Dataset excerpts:

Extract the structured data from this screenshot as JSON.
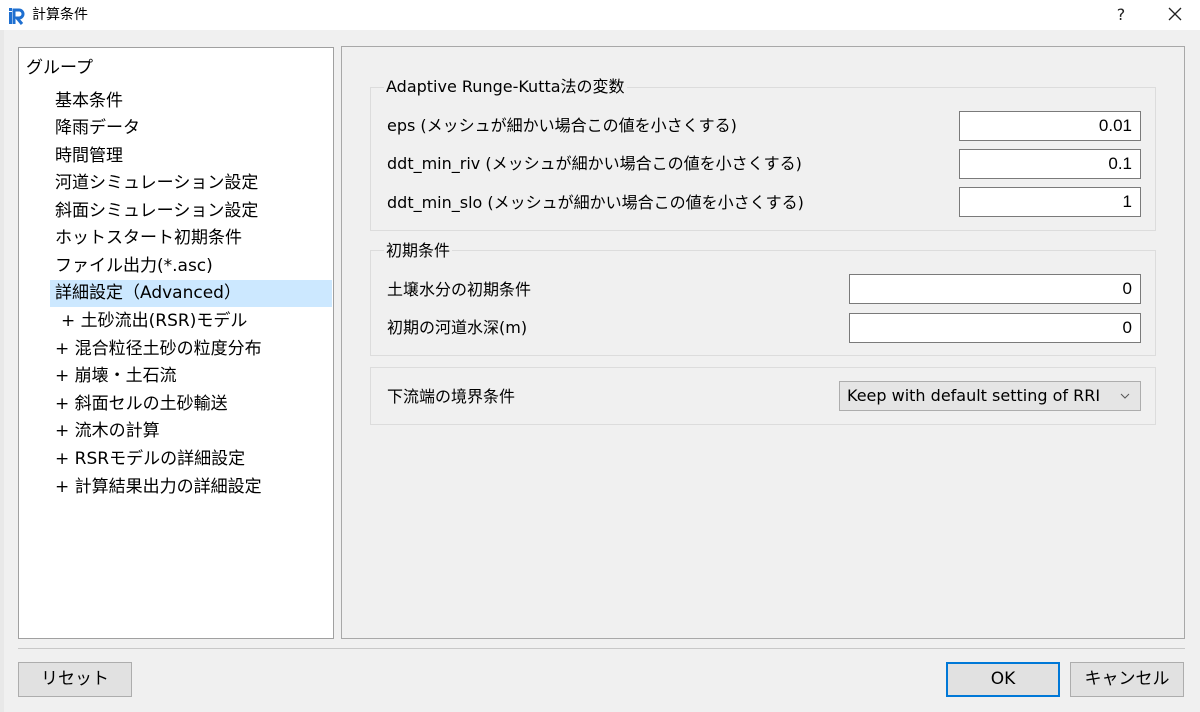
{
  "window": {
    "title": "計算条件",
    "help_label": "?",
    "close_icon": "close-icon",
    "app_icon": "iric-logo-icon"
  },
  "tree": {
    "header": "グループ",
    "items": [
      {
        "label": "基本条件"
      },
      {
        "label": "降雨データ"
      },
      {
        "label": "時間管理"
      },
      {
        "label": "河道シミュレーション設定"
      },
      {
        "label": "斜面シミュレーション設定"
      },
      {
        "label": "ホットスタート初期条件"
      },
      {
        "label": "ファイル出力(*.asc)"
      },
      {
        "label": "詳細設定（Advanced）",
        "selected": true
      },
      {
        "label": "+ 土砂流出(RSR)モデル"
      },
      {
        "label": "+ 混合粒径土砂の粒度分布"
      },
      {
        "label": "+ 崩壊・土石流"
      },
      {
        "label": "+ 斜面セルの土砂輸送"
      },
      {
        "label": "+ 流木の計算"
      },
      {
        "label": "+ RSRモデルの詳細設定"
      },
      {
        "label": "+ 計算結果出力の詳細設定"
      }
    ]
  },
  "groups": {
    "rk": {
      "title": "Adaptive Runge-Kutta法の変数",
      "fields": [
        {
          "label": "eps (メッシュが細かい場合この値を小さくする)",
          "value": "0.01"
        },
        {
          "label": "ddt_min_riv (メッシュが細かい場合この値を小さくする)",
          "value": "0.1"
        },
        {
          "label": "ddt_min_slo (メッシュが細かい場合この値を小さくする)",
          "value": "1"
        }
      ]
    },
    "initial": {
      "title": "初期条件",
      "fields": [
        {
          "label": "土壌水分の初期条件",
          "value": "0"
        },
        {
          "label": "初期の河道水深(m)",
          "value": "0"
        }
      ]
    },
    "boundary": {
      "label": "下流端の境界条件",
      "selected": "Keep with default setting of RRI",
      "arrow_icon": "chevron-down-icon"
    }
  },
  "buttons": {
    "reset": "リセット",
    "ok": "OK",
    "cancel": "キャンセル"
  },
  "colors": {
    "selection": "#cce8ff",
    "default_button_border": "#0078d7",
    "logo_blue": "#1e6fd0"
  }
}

---

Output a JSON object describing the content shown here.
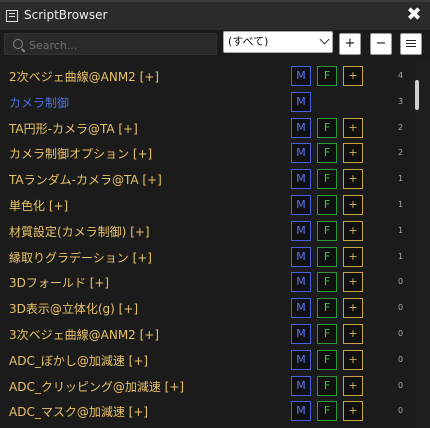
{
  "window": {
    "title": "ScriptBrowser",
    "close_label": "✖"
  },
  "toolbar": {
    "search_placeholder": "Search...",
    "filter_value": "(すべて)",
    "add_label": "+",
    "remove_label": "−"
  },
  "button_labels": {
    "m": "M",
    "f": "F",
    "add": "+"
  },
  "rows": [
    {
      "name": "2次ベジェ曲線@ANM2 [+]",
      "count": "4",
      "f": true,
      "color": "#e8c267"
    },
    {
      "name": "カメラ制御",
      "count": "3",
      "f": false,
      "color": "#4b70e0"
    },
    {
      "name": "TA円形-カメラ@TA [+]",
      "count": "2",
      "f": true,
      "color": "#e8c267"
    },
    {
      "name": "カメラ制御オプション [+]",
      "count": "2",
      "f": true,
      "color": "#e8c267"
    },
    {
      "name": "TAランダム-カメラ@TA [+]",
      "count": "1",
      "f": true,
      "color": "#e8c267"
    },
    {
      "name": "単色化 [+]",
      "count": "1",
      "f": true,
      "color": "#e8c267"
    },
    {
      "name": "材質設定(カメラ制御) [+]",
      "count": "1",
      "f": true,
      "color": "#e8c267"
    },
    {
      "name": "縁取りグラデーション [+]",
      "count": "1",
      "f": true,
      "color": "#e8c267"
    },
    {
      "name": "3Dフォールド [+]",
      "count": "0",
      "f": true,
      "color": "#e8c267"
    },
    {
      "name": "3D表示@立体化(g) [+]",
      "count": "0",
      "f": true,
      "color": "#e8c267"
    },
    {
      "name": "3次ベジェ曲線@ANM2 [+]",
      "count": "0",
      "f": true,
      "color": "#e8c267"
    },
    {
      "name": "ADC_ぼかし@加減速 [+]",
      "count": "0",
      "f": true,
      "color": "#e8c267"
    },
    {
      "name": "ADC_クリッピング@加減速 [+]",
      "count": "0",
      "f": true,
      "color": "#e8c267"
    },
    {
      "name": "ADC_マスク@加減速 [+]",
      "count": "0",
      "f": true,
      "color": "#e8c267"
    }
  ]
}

What is being asked:
From the records above, copy every line that holds the word "title".

Answer to the task:
    "title": "計算条件",
      "title": "Adaptive Runge-Kutta法の変数",
      "title": "初期条件",
    "title": "ScriptBrowser",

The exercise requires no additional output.